Extracted data

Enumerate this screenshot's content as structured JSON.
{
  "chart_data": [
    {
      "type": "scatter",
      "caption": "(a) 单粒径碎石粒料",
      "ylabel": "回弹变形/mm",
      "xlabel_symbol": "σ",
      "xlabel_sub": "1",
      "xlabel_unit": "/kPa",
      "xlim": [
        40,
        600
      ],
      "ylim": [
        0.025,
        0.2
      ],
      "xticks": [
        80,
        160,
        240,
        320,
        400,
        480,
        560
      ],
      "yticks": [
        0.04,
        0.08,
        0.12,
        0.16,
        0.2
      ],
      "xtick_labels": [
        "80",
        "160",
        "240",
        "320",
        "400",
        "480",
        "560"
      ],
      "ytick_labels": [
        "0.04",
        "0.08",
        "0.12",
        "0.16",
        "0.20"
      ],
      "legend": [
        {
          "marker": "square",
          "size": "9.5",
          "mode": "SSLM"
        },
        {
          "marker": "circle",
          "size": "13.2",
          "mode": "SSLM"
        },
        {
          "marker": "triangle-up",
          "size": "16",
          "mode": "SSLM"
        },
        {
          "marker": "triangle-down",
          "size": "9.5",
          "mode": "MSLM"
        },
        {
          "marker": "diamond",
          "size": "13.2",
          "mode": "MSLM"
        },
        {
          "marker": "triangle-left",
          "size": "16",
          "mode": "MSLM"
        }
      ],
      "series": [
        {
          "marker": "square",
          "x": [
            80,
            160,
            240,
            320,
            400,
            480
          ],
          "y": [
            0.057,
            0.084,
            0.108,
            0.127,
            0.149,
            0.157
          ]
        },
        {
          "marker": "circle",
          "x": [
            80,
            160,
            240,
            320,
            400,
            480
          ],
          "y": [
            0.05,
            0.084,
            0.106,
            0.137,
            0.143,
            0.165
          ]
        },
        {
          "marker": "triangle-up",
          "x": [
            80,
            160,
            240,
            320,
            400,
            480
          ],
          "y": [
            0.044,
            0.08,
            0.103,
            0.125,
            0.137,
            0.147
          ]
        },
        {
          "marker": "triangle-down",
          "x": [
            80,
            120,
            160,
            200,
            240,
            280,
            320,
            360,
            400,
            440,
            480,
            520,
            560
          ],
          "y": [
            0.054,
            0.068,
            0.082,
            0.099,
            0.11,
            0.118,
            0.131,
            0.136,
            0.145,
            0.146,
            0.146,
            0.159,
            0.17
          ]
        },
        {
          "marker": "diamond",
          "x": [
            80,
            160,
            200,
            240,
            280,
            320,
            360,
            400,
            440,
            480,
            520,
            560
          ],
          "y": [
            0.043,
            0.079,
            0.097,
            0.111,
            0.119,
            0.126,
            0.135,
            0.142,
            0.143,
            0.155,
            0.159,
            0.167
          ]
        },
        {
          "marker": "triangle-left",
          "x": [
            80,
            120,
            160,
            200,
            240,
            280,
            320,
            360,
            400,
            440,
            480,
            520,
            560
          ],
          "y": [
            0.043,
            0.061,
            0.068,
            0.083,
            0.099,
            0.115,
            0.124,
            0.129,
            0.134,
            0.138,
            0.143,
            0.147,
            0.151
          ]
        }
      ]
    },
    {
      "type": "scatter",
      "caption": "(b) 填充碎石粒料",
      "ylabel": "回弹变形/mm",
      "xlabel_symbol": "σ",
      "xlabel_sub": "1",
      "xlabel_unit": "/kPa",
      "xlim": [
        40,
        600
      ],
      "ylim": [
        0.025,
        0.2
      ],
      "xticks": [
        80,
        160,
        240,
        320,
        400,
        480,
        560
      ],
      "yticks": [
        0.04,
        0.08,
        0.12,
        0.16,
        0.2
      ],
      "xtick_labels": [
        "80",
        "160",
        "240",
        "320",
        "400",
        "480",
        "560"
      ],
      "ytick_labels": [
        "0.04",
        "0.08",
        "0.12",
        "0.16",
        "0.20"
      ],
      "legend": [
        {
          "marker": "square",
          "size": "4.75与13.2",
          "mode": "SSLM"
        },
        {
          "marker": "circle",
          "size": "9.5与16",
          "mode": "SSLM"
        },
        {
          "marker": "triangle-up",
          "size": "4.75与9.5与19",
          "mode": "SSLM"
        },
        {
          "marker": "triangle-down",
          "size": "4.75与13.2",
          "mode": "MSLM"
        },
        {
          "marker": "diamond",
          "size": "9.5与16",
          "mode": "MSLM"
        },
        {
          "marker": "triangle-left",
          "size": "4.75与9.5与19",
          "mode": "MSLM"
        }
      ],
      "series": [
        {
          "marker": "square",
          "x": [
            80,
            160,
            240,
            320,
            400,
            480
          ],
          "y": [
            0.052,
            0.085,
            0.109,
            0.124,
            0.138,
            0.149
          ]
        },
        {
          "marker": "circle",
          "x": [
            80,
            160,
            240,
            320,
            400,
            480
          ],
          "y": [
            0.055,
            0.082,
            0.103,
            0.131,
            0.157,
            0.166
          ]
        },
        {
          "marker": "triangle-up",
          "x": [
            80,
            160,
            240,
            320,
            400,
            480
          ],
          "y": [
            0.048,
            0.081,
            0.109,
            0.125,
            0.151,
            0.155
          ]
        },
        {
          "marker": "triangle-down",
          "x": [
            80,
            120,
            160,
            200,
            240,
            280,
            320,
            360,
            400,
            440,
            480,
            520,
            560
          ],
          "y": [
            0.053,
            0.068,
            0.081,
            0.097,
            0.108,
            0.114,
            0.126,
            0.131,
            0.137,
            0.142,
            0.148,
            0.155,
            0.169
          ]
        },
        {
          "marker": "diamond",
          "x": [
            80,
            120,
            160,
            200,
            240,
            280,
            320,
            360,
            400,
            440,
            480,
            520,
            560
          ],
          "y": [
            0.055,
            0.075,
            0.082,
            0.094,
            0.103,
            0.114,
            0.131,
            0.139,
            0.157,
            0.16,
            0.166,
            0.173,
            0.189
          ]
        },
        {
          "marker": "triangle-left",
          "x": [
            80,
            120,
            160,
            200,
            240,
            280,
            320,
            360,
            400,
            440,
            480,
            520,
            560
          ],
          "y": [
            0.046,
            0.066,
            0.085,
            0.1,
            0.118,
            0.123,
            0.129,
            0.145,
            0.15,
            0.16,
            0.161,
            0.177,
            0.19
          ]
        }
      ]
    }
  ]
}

Exercise
Repeat all the entries word for word.

Task response
Enumerate this screenshot's content as structured JSON.
{
  "chart_data": [
    {
      "type": "scatter",
      "caption": "(a) 单粒径碎石粒料",
      "ylabel": "回弹变形/mm",
      "xlabel_symbol": "σ",
      "xlabel_sub": "1",
      "xlabel_unit": "/kPa",
      "xlim": [
        40,
        600
      ],
      "ylim": [
        0.025,
        0.2
      ],
      "xticks": [
        80,
        160,
        240,
        320,
        400,
        480,
        560
      ],
      "yticks": [
        0.04,
        0.08,
        0.12,
        0.16,
        0.2
      ],
      "xtick_labels": [
        "80",
        "160",
        "240",
        "320",
        "400",
        "480",
        "560"
      ],
      "ytick_labels": [
        "0.04",
        "0.08",
        "0.12",
        "0.16",
        "0.20"
      ],
      "legend": [
        {
          "marker": "square",
          "size": "9.5",
          "mode": "SSLM"
        },
        {
          "marker": "circle",
          "size": "13.2",
          "mode": "SSLM"
        },
        {
          "marker": "triangle-up",
          "size": "16",
          "mode": "SSLM"
        },
        {
          "marker": "triangle-down",
          "size": "9.5",
          "mode": "MSLM"
        },
        {
          "marker": "diamond",
          "size": "13.2",
          "mode": "MSLM"
        },
        {
          "marker": "triangle-left",
          "size": "16",
          "mode": "MSLM"
        }
      ],
      "series": [
        {
          "marker": "square",
          "x": [
            80,
            160,
            240,
            320,
            400,
            480
          ],
          "y": [
            0.057,
            0.084,
            0.108,
            0.127,
            0.149,
            0.157
          ]
        },
        {
          "marker": "circle",
          "x": [
            80,
            160,
            240,
            320,
            400,
            480
          ],
          "y": [
            0.05,
            0.084,
            0.106,
            0.137,
            0.143,
            0.165
          ]
        },
        {
          "marker": "triangle-up",
          "x": [
            80,
            160,
            240,
            320,
            400,
            480
          ],
          "y": [
            0.044,
            0.08,
            0.103,
            0.125,
            0.137,
            0.147
          ]
        },
        {
          "marker": "triangle-down",
          "x": [
            80,
            120,
            160,
            200,
            240,
            280,
            320,
            360,
            400,
            440,
            480,
            520,
            560
          ],
          "y": [
            0.054,
            0.068,
            0.082,
            0.099,
            0.11,
            0.118,
            0.131,
            0.136,
            0.145,
            0.146,
            0.146,
            0.159,
            0.17
          ]
        },
        {
          "marker": "diamond",
          "x": [
            80,
            160,
            200,
            240,
            280,
            320,
            360,
            400,
            440,
            480,
            520,
            560
          ],
          "y": [
            0.043,
            0.079,
            0.097,
            0.111,
            0.119,
            0.126,
            0.135,
            0.142,
            0.143,
            0.155,
            0.159,
            0.167
          ]
        },
        {
          "marker": "triangle-left",
          "x": [
            80,
            120,
            160,
            200,
            240,
            280,
            320,
            360,
            400,
            440,
            480,
            520,
            560
          ],
          "y": [
            0.043,
            0.061,
            0.068,
            0.083,
            0.099,
            0.115,
            0.124,
            0.129,
            0.134,
            0.138,
            0.143,
            0.147,
            0.151
          ]
        }
      ]
    },
    {
      "type": "scatter",
      "caption": "(b) 填充碎石粒料",
      "ylabel": "回弹变形/mm",
      "xlabel_symbol": "σ",
      "xlabel_sub": "1",
      "xlabel_unit": "/kPa",
      "xlim": [
        40,
        600
      ],
      "ylim": [
        0.025,
        0.2
      ],
      "xticks": [
        80,
        160,
        240,
        320,
        400,
        480,
        560
      ],
      "yticks": [
        0.04,
        0.08,
        0.12,
        0.16,
        0.2
      ],
      "xtick_labels": [
        "80",
        "160",
        "240",
        "320",
        "400",
        "480",
        "560"
      ],
      "ytick_labels": [
        "0.04",
        "0.08",
        "0.12",
        "0.16",
        "0.20"
      ],
      "legend": [
        {
          "marker": "square",
          "size": "4.75与13.2",
          "mode": "SSLM"
        },
        {
          "marker": "circle",
          "size": "9.5与16",
          "mode": "SSLM"
        },
        {
          "marker": "triangle-up",
          "size": "4.75与9.5与19",
          "mode": "SSLM"
        },
        {
          "marker": "triangle-down",
          "size": "4.75与13.2",
          "mode": "MSLM"
        },
        {
          "marker": "diamond",
          "size": "9.5与16",
          "mode": "MSLM"
        },
        {
          "marker": "triangle-left",
          "size": "4.75与9.5与19",
          "mode": "MSLM"
        }
      ],
      "series": [
        {
          "marker": "square",
          "x": [
            80,
            160,
            240,
            320,
            400,
            480
          ],
          "y": [
            0.052,
            0.085,
            0.109,
            0.124,
            0.138,
            0.149
          ]
        },
        {
          "marker": "circle",
          "x": [
            80,
            160,
            240,
            320,
            400,
            480
          ],
          "y": [
            0.055,
            0.082,
            0.103,
            0.131,
            0.157,
            0.166
          ]
        },
        {
          "marker": "triangle-up",
          "x": [
            80,
            160,
            240,
            320,
            400,
            480
          ],
          "y": [
            0.048,
            0.081,
            0.109,
            0.125,
            0.151,
            0.155
          ]
        },
        {
          "marker": "triangle-down",
          "x": [
            80,
            120,
            160,
            200,
            240,
            280,
            320,
            360,
            400,
            440,
            480,
            520,
            560
          ],
          "y": [
            0.053,
            0.068,
            0.081,
            0.097,
            0.108,
            0.114,
            0.126,
            0.131,
            0.137,
            0.142,
            0.148,
            0.155,
            0.169
          ]
        },
        {
          "marker": "diamond",
          "x": [
            80,
            120,
            160,
            200,
            240,
            280,
            320,
            360,
            400,
            440,
            480,
            520,
            560
          ],
          "y": [
            0.055,
            0.075,
            0.082,
            0.094,
            0.103,
            0.114,
            0.131,
            0.139,
            0.157,
            0.16,
            0.166,
            0.173,
            0.189
          ]
        },
        {
          "marker": "triangle-left",
          "x": [
            80,
            120,
            160,
            200,
            240,
            280,
            320,
            360,
            400,
            440,
            480,
            520,
            560
          ],
          "y": [
            0.046,
            0.066,
            0.085,
            0.1,
            0.118,
            0.123,
            0.129,
            0.145,
            0.15,
            0.16,
            0.161,
            0.177,
            0.19
          ]
        }
      ]
    }
  ]
}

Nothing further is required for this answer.